-- Begin Exercise material --

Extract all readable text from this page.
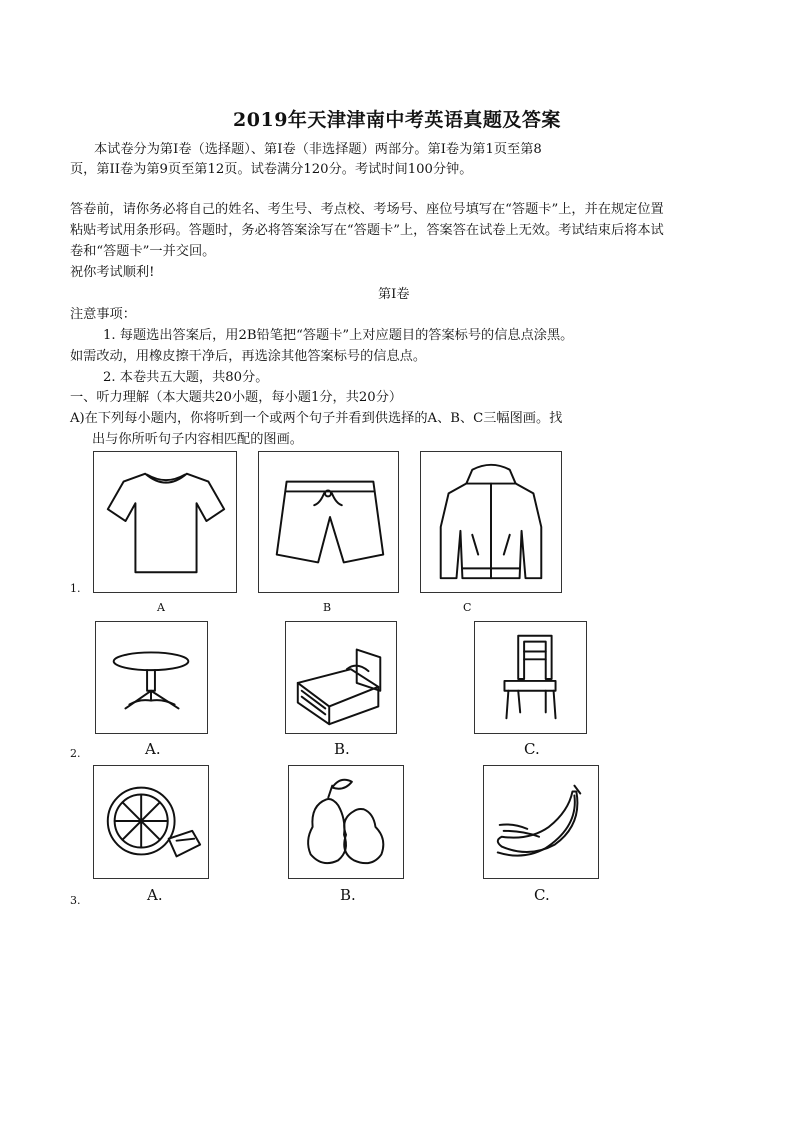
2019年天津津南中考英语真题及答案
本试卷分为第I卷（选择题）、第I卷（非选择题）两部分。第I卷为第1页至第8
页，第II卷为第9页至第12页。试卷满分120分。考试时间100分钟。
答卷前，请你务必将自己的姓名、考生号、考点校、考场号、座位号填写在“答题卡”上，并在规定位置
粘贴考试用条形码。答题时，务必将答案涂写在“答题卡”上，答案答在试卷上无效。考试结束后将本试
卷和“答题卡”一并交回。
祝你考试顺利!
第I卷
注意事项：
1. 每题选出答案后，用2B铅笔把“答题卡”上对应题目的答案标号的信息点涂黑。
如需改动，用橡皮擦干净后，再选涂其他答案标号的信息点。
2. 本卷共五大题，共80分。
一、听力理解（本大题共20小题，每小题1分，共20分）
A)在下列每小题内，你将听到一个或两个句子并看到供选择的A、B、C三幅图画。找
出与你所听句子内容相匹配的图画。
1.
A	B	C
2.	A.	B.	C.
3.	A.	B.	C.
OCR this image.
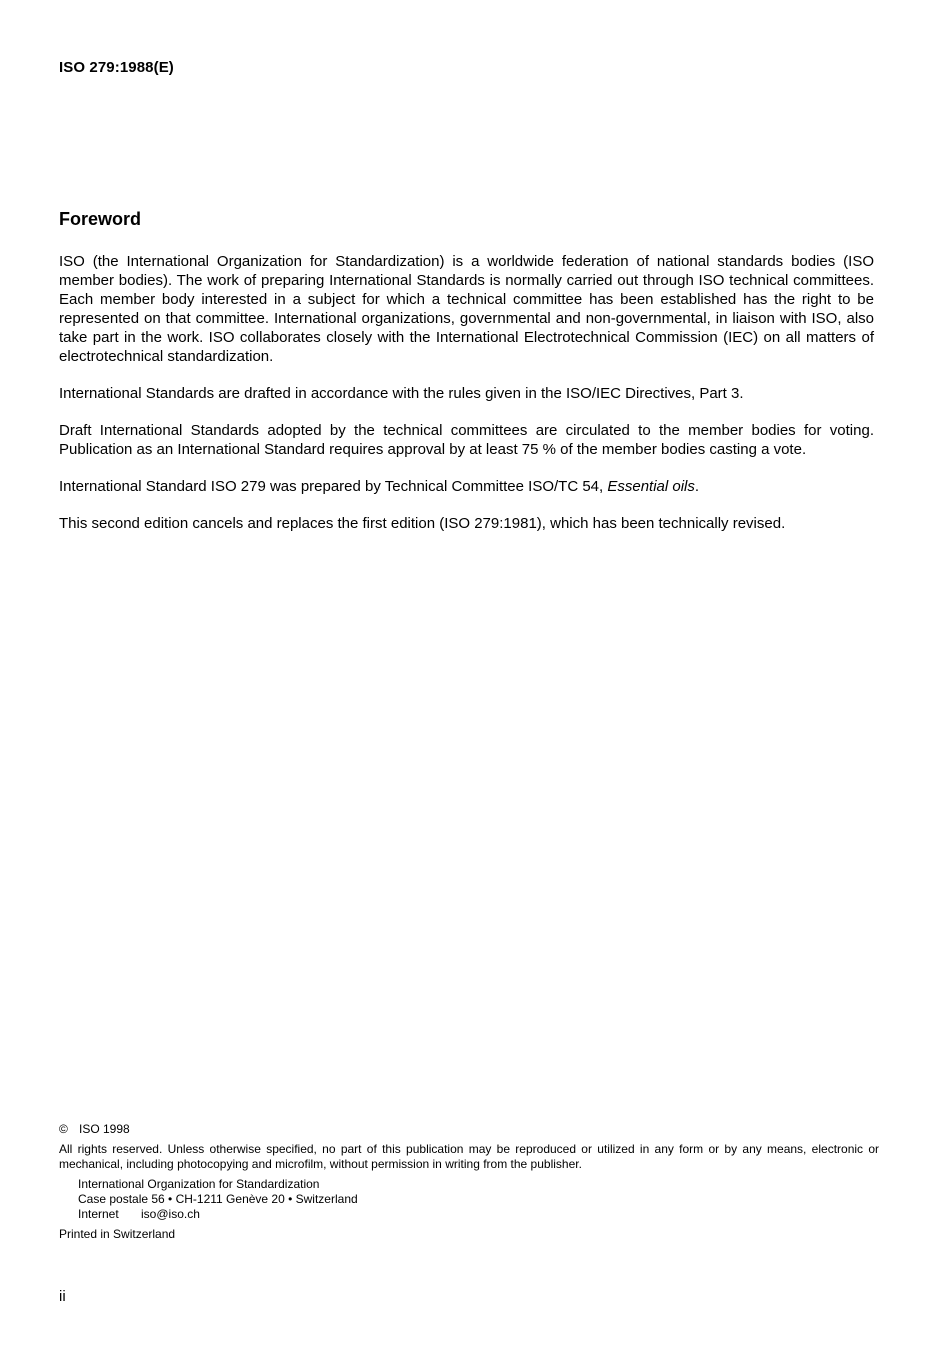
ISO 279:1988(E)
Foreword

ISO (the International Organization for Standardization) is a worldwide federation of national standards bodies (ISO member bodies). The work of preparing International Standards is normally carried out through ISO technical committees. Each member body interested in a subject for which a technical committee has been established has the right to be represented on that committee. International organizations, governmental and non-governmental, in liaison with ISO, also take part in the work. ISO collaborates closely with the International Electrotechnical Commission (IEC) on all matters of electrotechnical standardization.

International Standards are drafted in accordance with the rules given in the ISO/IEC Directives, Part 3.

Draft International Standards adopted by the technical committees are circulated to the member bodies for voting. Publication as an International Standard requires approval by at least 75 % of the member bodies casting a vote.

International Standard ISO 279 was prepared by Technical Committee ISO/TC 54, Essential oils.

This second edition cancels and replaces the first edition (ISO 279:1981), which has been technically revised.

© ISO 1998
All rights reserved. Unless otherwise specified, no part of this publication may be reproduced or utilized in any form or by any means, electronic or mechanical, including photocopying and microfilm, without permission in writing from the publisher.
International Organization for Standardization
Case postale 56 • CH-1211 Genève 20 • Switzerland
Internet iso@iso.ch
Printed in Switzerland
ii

-- End Exercise material --

Drop the pictures and reproduce the rest of the entries above exactly.

Written solution:
Extract all readable text from this page.
2019年天津津南中考英语真题及答案
本试卷分为第I卷（选择题）、第I卷（非选择题）两部分。第I卷为第1页至第8
页，第II卷为第9页至第12页。试卷满分120分。考试时间100分钟。
答卷前，请你务必将自己的姓名、考生号、考点校、考场号、座位号填写在“答题卡”上，并在规定位置
粘贴考试用条形码。答题时，务必将答案涂写在“答题卡”上，答案答在试卷上无效。考试结束后将本试
卷和“答题卡”一并交回。
祝你考试顺利!
第I卷
注意事项：
1. 每题选出答案后，用2B铅笔把“答题卡”上对应题目的答案标号的信息点涂黑。
如需改动，用橡皮擦干净后，再选涂其他答案标号的信息点。
2. 本卷共五大题，共80分。
一、听力理解（本大题共20小题，每小题1分，共20分）
A)在下列每小题内，你将听到一个或两个句子并看到供选择的A、B、C三幅图画。找
出与你所听句子内容相匹配的图画。
1.
A	B	C
2.	A.	B.	C.
3.	A.	B.	C.
OCR this image.
ISO 279:1988(E)
Foreword

ISO (the International Organization for Standardization) is a worldwide federation of national standards bodies (ISO member bodies). The work of preparing International Standards is normally carried out through ISO technical committees. Each member body interested in a subject for which a technical committee has been established has the right to be represented on that committee. International organizations, governmental and non-governmental, in liaison with ISO, also take part in the work. ISO collaborates closely with the International Electrotechnical Commission (IEC) on all matters of electrotechnical standardization.

International Standards are drafted in accordance with the rules given in the ISO/IEC Directives, Part 3.

Draft International Standards adopted by the technical committees are circulated to the member bodies for voting. Publication as an International Standard requires approval by at least 75 % of the member bodies casting a vote.

International Standard ISO 279 was prepared by Technical Committee ISO/TC 54, Essential oils.

This second edition cancels and replaces the first edition (ISO 279:1981), which has been technically revised.

© ISO 1998
All rights reserved. Unless otherwise specified, no part of this publication may be reproduced or utilized in any form or by any means, electronic or mechanical, including photocopying and microfilm, without permission in writing from the publisher.
International Organization for Standardization
Case postale 56 • CH-1211 Genève 20 • Switzerland
Internet iso@iso.ch
Printed in Switzerland
ii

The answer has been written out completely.